READING TEXT.
Re: Lucene Search Result with Line Numbers?

Posted by Karl Øie <ka...@gan.no>.
Most indexing creates a Lucene document for each Source document. What 
would need is to create a Lucene document for each line.

String src_doc = "crash.java";
int line_number = 0;
while(reader!=EOF) {
	String line = reader.readLine();
	Document ld = new Document();
	ld.add(new Field("id", src_doc, true, true, false));
	ld.add(new Field("line", ""+line_number, true, true, false));
	ld.add(new Field("text", line.toString(), false, true, true));
	index_writer.addDocument(ld);
	line_number++;
}

This will create a small lucene document for each line, upon search you 
will find documents based on the content of the line and the line 
number as a field. The reason syntax highlighting works without 
creating a lucene document for each line is because syntax highlighting 
bases its result on groups of occurencies of text, not line numbers.

Mvh Karl Øie

On 11. apr. 2005, at 11.50, cerberus yao wrote:

> Hi, Lucene users:
>
>   Does anyone knows how to add the Lucene search results with Line
> number in original source content?
>   for example:
>      I have a file "Test.java" which is indexed by lucene.

Entries from a dataset:
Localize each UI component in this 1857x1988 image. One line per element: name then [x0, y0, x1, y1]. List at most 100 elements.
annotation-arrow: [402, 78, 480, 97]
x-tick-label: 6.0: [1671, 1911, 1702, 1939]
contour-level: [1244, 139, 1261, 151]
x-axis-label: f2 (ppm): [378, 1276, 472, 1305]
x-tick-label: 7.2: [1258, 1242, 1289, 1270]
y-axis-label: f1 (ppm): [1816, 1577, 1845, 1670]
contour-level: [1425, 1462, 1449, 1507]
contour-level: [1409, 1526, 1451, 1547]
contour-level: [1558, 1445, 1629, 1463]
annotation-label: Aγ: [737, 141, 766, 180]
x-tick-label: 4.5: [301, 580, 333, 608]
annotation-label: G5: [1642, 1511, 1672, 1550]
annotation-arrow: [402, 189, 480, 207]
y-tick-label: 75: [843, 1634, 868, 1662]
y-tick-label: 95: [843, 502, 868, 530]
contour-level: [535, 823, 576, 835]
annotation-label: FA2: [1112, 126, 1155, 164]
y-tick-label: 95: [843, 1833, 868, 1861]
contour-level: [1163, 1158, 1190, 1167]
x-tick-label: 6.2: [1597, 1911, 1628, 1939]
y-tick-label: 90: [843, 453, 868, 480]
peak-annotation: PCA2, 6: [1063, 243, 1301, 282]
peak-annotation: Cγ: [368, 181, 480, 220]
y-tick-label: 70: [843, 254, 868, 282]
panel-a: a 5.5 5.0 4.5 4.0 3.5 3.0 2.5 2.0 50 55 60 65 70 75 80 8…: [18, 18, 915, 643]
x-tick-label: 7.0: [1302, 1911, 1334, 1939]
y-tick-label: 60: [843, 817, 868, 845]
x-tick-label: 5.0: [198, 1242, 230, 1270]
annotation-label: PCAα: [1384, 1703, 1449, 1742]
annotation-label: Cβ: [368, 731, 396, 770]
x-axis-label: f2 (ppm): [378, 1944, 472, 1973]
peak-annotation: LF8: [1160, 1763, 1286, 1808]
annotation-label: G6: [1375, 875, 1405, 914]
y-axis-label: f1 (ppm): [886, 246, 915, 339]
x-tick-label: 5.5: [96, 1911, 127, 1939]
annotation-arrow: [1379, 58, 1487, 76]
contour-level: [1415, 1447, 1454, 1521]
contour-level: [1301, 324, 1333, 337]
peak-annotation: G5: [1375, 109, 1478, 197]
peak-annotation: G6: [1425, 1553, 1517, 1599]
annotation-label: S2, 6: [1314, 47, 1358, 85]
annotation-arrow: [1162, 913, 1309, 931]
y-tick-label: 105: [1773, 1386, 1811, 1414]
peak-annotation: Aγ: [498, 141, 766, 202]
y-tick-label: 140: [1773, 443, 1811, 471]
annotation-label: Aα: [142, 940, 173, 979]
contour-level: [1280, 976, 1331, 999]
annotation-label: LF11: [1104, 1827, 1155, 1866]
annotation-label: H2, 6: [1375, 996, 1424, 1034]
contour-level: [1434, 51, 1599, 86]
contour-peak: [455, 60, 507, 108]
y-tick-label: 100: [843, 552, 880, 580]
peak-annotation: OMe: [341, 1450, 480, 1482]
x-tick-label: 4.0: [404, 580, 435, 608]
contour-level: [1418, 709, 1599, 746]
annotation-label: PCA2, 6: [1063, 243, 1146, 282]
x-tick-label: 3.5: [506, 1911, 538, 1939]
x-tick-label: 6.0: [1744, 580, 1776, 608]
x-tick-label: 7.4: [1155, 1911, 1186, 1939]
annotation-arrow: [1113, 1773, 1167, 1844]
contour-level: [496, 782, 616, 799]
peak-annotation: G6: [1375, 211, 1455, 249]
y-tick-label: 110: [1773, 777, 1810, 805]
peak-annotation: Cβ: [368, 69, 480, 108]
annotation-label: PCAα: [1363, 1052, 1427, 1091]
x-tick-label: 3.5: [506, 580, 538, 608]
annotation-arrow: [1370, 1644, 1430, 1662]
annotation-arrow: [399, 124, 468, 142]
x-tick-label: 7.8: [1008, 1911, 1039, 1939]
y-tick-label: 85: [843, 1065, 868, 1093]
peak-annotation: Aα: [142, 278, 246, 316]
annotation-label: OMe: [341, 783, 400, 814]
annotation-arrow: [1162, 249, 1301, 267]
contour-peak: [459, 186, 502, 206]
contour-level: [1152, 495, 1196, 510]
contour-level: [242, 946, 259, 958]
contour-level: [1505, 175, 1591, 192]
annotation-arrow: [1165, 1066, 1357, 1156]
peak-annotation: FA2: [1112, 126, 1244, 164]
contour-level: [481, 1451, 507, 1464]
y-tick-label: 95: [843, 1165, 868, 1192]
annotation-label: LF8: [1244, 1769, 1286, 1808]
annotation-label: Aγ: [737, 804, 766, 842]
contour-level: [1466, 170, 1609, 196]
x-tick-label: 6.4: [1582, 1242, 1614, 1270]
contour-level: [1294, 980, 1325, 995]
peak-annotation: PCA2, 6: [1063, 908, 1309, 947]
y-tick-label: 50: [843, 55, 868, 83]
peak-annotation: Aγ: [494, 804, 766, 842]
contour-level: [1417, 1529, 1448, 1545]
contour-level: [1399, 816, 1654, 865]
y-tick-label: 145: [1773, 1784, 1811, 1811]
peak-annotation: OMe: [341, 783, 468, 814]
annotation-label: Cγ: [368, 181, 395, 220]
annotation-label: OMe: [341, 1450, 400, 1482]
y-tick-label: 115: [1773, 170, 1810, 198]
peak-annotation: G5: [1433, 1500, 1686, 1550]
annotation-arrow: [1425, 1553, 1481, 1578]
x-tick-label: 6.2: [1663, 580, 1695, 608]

TO BE DONE. Write what comes next in the forum post about Lucene search results with line numbers, picking up after its last line.

EXERCISE OUTPUT.
>      When I search inside the index, how to enhance the search result
> with line number in Test.java?
>
>   ps. the lucene sandbox has a highlighter for search result. where
> can I find a line number decorator for search results?
>
>  Thx.
>  Best regards,
>
> --
> Charley, Chang-Li Yao
>
> ---------------------------------------------------------------------
> To unsubscribe, e-mail: java-user-unsubscribe@lucene.apache.org
> For additional commands, e-mail: java-user-help@lucene.apache.org
>
>
- there is nothing wrong with using linux. if that's the lifestyle you 
want to live, i wont judge you. i just wont support you at the parades.


---------------------------------------------------------------------
To unsubscribe, e-mail: java-user-unsubscribe@lucene.apache.org
For additional commands, e-mail: java-user-help@lucene.apache.org


Re: Lucene Search Result with Line Numbers?

Posted by Doug Cutting <cu...@apache.org>.
cerberus yao wrote:
>   Does anyone knows how to add the Lucene search results with Line
> number in original source content?

When you display each hit, first scan the text and build an array 
containing the positions of each newline.  Then use the highlighter (in 
contrib/highlighter) to find fragments:

   TextFragment[] frags = highlighter.getBestTextFragments(...);

Finally, display these fragments as complete lines by searching the 
array of line starts for the first fragment's start position to find the 
start line, and the last fragment's end position to find the last line.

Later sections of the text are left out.